:: Task brief ::
Search the material for "established" and show all lines that contain it.

--*--

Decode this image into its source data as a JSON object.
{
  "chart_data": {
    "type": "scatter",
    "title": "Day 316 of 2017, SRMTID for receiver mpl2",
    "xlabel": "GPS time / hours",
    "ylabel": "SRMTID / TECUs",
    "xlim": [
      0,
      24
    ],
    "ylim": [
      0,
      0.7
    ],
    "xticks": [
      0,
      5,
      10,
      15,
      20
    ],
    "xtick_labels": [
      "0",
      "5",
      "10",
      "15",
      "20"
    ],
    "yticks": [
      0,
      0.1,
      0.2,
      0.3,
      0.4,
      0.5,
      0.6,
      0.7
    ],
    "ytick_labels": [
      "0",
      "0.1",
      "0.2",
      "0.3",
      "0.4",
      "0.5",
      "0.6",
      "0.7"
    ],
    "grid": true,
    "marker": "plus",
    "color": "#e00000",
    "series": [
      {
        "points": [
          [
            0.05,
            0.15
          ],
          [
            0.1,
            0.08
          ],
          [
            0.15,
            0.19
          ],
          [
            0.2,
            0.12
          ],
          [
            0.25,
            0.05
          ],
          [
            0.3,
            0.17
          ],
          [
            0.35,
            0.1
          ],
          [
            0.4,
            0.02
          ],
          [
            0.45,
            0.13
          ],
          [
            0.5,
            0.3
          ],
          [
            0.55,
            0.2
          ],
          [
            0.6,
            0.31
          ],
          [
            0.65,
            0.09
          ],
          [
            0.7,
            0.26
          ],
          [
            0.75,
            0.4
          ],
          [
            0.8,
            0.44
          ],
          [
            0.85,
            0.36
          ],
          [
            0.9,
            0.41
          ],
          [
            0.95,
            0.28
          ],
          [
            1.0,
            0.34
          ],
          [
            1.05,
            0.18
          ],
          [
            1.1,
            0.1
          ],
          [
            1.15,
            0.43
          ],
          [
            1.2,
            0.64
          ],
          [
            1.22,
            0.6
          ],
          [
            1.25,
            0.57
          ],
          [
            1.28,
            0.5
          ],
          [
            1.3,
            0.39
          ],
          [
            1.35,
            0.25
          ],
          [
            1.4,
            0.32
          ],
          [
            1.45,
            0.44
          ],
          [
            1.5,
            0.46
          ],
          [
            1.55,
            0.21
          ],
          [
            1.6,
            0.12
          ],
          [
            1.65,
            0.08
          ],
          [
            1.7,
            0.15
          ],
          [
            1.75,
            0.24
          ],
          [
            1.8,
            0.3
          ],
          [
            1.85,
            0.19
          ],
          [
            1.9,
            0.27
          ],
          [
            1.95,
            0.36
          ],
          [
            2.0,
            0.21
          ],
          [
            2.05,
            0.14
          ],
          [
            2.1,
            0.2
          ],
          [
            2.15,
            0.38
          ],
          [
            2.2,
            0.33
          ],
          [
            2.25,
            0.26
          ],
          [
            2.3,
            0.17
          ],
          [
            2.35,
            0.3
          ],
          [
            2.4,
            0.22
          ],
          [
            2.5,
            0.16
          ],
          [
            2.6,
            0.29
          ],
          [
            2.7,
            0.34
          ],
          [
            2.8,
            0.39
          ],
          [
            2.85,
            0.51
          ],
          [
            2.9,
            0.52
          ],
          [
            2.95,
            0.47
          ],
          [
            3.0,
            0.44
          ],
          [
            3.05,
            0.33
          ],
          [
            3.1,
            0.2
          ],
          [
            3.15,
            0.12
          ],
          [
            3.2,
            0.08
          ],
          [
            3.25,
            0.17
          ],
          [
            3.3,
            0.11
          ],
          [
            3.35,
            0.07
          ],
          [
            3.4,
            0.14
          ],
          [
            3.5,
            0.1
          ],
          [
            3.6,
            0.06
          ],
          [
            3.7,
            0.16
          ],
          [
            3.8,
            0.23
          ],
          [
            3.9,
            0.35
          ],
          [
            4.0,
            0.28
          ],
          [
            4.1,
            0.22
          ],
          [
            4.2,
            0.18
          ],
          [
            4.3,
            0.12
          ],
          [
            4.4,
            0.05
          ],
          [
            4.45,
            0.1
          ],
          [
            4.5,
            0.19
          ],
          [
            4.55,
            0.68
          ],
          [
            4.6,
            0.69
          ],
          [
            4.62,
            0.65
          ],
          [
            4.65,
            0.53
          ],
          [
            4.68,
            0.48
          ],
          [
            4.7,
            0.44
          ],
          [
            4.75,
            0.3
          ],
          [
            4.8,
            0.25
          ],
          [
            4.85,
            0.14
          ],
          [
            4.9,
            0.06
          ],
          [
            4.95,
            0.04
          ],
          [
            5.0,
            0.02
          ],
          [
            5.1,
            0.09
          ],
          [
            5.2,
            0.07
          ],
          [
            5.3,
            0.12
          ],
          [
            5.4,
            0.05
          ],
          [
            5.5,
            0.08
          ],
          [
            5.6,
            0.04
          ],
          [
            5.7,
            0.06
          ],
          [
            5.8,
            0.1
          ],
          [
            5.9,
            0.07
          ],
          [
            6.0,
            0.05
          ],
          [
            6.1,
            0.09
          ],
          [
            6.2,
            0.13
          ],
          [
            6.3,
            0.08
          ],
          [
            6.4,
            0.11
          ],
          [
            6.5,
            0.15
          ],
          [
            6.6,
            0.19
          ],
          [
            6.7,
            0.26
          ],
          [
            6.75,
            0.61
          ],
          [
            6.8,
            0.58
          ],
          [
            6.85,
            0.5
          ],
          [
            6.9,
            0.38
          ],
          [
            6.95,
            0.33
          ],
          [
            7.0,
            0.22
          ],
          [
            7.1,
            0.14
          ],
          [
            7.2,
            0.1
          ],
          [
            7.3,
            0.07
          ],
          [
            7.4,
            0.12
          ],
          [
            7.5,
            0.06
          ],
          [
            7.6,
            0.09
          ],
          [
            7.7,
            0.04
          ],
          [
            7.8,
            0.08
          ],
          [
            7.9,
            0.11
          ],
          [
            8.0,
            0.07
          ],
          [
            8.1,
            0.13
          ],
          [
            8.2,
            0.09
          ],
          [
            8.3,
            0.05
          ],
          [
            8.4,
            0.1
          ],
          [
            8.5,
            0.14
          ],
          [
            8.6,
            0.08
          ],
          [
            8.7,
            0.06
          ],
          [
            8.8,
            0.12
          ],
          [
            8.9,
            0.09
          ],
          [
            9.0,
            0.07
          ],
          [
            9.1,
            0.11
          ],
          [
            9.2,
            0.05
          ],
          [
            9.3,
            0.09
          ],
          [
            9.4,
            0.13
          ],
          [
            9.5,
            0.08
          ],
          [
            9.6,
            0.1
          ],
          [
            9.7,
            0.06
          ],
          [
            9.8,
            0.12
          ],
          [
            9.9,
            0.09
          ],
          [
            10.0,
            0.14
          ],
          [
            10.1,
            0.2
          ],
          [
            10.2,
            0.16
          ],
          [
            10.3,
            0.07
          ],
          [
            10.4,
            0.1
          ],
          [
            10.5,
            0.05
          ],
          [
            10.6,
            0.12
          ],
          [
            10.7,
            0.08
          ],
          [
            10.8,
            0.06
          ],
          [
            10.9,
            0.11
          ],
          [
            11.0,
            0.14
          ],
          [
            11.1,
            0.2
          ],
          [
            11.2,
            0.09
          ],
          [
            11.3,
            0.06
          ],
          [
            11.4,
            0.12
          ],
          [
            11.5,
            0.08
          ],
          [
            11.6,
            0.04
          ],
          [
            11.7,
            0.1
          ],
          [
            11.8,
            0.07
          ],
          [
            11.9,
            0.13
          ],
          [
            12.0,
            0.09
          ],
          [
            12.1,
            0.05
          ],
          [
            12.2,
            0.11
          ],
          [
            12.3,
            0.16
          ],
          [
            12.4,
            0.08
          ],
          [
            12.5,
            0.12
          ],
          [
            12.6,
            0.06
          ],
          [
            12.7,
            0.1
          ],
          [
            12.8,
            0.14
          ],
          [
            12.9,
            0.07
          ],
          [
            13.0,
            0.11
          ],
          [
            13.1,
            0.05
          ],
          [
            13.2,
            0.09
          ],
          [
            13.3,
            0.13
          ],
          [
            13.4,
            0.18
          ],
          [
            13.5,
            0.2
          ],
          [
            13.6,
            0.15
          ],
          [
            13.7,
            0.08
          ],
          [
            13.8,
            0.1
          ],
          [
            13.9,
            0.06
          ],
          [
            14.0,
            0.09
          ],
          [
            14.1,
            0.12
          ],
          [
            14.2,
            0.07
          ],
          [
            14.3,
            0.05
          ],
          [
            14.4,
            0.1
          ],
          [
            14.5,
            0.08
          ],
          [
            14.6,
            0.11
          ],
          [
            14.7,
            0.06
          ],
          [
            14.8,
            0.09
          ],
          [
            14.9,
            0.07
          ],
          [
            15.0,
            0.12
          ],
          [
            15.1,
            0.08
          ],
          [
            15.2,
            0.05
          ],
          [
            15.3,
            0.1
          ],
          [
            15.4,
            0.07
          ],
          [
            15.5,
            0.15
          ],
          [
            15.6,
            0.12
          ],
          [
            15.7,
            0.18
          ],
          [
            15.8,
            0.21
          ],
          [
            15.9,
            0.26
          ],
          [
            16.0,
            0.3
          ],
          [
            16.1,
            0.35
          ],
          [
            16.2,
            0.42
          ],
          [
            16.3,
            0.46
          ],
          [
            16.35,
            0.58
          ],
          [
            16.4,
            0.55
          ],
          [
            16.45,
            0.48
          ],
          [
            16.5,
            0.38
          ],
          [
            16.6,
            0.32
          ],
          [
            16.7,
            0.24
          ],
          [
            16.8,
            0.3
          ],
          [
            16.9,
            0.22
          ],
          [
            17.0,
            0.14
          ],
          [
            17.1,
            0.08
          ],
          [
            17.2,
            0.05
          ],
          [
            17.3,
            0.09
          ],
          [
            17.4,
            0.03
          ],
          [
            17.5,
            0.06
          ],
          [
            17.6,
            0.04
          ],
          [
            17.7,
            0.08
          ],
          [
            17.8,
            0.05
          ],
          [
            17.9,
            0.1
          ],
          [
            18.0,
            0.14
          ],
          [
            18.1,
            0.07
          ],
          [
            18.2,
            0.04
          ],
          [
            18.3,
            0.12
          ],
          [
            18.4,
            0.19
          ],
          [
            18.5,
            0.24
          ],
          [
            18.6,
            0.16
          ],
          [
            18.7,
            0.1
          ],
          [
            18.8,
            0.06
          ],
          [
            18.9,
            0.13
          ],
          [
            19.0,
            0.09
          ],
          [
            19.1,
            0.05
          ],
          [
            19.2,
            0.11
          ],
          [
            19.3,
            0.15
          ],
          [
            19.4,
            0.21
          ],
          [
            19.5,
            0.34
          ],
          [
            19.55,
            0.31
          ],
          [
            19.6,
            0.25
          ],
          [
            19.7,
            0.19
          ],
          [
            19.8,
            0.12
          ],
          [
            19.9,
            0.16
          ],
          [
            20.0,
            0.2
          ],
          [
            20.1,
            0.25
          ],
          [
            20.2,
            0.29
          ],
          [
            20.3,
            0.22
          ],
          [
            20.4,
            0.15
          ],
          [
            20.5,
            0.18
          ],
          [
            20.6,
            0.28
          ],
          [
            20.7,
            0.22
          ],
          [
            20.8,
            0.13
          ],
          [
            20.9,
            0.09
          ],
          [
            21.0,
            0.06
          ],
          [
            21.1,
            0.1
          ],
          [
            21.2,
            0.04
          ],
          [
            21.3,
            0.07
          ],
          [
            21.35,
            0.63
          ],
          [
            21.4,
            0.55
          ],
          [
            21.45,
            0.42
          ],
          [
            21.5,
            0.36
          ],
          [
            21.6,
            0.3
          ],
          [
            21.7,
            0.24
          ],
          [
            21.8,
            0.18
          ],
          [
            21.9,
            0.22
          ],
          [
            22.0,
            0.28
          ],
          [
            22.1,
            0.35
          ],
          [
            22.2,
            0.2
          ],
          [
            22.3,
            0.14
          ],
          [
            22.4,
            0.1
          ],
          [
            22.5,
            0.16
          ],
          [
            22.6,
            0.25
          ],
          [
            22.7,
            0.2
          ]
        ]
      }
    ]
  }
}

--*--

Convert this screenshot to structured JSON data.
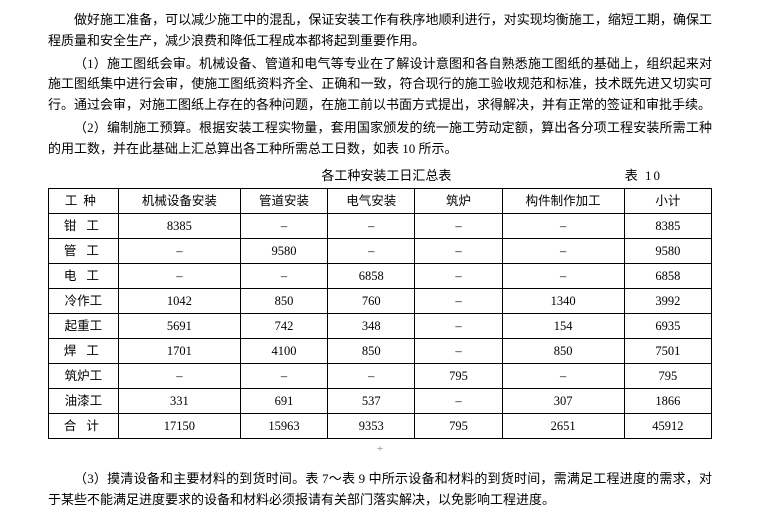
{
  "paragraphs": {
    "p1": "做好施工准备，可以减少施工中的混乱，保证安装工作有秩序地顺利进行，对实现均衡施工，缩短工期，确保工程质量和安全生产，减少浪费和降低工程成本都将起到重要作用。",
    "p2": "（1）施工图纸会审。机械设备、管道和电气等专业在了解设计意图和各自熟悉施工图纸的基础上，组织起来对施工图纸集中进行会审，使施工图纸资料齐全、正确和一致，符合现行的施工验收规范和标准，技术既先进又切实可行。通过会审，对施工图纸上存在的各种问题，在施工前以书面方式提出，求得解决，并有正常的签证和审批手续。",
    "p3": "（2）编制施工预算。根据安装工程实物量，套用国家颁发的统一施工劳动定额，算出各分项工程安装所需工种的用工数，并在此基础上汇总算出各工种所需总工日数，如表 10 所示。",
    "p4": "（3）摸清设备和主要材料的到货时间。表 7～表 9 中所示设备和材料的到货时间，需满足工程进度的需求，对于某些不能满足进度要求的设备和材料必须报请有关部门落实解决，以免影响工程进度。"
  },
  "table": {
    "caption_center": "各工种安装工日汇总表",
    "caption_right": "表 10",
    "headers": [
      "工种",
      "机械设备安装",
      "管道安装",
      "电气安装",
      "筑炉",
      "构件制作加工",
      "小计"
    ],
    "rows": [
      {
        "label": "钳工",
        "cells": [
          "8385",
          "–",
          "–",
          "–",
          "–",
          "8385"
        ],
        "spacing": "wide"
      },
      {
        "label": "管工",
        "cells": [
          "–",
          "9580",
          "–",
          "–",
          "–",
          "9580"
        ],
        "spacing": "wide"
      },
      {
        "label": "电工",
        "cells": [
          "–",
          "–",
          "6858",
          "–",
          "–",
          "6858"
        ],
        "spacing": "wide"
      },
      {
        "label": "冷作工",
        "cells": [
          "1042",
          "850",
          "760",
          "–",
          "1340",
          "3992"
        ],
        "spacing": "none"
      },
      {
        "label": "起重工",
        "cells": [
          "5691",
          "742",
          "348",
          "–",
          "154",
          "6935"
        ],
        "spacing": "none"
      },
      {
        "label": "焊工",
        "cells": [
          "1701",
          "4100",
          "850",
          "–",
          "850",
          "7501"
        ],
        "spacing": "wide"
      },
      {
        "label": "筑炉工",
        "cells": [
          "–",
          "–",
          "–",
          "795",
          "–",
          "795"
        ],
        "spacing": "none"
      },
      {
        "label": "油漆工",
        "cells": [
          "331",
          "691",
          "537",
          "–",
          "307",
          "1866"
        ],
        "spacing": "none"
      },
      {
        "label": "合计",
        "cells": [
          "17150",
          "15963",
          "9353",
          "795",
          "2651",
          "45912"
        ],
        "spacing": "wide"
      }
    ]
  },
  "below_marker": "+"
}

--*--

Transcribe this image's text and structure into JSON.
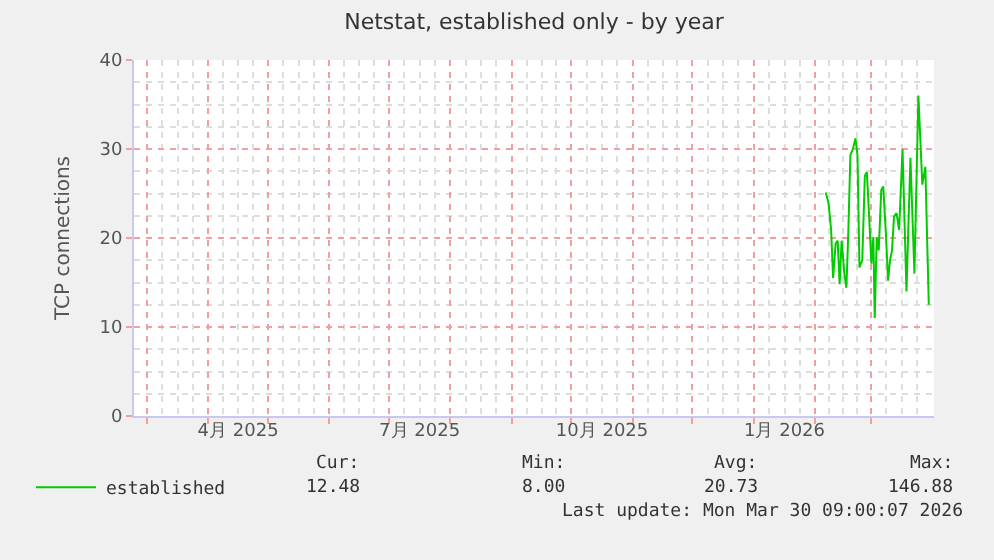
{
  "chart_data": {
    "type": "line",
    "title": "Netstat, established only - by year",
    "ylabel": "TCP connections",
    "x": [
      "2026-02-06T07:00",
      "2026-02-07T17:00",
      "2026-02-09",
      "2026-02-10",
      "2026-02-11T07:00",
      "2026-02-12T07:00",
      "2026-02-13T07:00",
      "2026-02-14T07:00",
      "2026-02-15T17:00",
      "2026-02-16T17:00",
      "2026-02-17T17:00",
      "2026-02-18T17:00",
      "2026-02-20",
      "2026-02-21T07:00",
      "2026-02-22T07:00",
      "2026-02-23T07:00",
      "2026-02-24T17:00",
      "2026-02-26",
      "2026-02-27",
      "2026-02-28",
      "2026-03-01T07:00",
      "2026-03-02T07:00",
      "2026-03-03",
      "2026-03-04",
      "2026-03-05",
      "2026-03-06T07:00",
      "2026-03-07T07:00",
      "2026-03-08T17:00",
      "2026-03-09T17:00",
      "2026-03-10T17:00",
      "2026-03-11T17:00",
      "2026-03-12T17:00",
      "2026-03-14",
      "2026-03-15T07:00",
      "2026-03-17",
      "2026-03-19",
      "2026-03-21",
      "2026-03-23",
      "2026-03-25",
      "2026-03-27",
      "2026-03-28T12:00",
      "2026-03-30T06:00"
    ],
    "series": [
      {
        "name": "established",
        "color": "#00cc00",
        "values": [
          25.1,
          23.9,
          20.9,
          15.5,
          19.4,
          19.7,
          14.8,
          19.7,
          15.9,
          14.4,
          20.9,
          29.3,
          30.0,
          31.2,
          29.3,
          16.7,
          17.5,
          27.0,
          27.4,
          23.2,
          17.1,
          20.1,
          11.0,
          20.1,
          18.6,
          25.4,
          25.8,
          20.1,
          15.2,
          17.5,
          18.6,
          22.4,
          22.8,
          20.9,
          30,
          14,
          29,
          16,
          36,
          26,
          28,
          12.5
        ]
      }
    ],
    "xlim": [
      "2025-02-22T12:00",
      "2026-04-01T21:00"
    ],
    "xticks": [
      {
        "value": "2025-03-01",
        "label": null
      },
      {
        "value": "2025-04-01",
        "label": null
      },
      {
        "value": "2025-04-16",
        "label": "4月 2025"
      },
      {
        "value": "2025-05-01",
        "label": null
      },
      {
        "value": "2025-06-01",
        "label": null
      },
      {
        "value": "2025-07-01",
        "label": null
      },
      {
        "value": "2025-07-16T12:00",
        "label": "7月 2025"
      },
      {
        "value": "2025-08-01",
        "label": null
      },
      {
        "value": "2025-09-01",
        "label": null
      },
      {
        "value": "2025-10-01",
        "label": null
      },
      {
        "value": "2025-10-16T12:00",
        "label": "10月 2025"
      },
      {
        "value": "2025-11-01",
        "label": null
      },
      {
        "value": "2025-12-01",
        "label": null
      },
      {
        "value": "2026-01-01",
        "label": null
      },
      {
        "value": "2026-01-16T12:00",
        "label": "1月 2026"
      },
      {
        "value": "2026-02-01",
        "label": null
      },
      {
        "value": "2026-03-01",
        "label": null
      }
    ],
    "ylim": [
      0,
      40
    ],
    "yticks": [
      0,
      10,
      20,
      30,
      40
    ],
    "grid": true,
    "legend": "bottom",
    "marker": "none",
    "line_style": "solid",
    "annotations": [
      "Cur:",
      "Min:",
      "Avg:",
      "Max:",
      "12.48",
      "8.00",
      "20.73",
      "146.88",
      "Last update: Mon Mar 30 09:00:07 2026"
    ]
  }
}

--*--

:: The reply ::
    "title": "Netstat, established only - by year",
        "name": "established",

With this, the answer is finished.